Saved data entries
....

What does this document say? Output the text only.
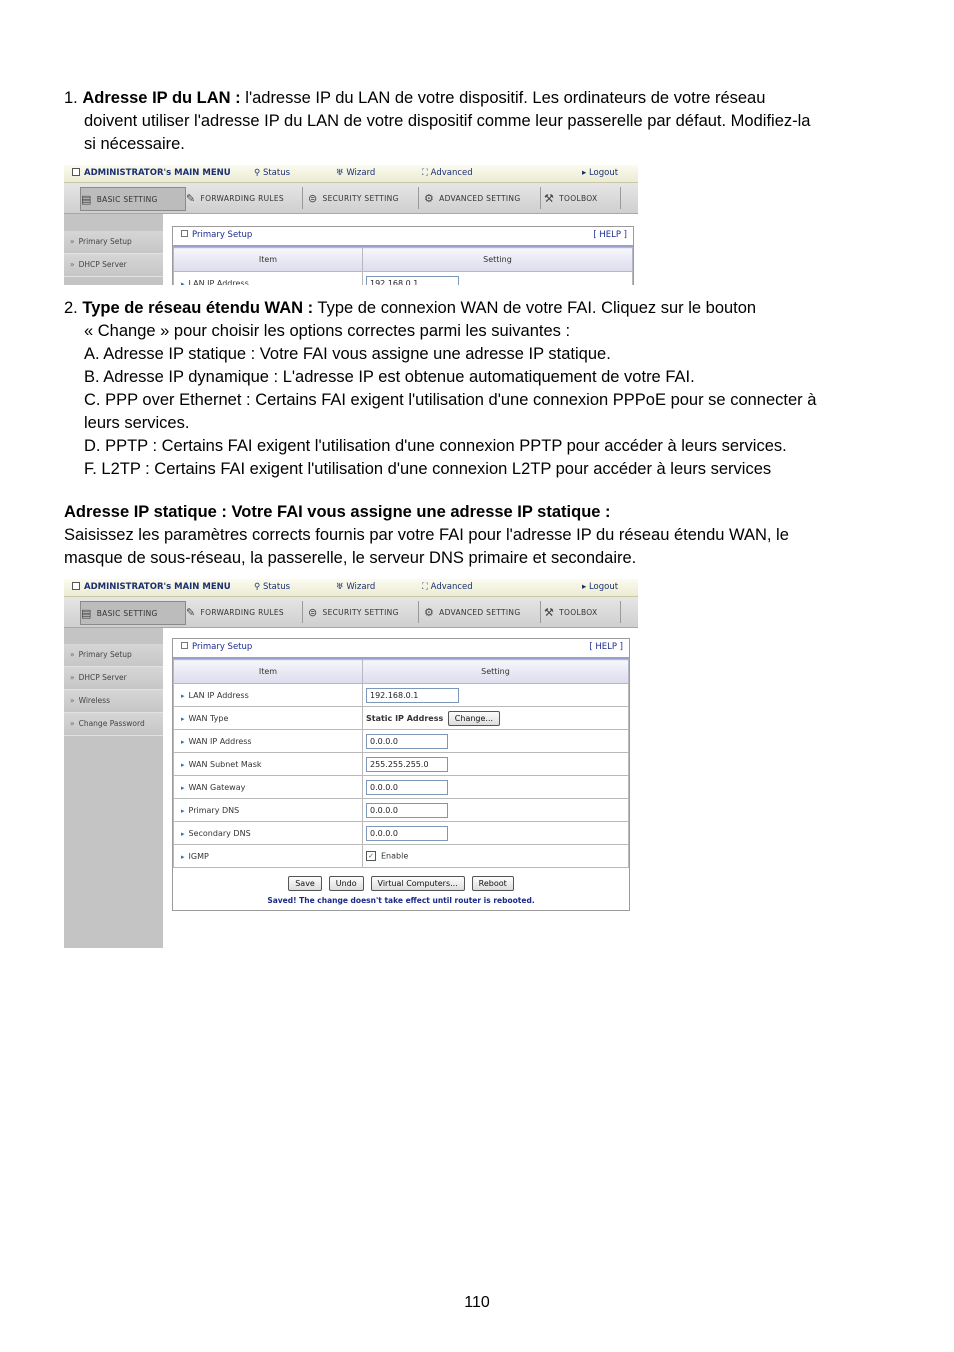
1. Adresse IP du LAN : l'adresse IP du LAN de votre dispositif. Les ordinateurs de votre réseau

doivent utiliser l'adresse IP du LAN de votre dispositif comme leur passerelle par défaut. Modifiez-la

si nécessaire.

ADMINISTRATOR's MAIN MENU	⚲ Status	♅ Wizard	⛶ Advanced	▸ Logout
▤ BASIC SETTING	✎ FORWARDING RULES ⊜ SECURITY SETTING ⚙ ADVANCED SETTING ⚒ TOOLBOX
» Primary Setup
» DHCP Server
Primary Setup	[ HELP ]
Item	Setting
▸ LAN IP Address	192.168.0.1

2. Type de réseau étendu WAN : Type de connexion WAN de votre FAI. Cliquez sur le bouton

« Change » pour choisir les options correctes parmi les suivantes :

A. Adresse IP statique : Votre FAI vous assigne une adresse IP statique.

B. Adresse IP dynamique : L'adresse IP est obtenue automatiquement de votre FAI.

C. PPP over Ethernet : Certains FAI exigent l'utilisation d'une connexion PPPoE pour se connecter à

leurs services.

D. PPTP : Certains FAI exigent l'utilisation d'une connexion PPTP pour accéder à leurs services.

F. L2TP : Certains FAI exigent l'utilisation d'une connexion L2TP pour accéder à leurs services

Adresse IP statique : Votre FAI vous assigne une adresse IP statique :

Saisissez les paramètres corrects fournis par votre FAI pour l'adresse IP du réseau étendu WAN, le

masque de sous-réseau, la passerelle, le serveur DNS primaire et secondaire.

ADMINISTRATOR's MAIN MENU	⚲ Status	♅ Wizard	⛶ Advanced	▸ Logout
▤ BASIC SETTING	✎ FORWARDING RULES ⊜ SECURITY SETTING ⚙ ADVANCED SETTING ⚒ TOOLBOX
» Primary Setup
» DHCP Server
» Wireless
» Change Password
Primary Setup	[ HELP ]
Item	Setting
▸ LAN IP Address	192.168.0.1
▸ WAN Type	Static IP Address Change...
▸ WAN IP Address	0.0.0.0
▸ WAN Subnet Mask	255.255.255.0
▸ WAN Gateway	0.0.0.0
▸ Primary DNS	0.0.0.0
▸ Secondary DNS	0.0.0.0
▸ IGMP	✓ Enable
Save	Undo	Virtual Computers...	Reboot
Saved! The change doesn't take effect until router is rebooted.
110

....

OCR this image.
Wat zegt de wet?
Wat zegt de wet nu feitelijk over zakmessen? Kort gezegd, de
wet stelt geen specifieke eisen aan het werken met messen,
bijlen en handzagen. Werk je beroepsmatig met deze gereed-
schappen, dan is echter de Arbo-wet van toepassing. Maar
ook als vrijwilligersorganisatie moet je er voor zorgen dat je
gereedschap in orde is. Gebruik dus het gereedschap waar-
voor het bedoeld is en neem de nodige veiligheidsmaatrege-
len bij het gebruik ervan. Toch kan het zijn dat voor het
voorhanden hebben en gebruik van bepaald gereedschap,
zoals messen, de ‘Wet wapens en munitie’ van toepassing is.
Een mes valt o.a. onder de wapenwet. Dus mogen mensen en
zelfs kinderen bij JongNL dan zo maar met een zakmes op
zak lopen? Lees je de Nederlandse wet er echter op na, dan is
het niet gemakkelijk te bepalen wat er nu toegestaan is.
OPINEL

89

....

DIRECTIONS: From the data, collect all lines where the string "exigent" appears.

RESULT:
C. PPP over Ethernet : Certains FAI exigent l'utilisation d'une connexion PPPoE pour se connecter à
D. PPTP : Certains FAI exigent l'utilisation d'une connexion PPTP pour accéder à leurs services.
F. L2TP : Certains FAI exigent l'utilisation d'une connexion L2TP pour accéder à leurs services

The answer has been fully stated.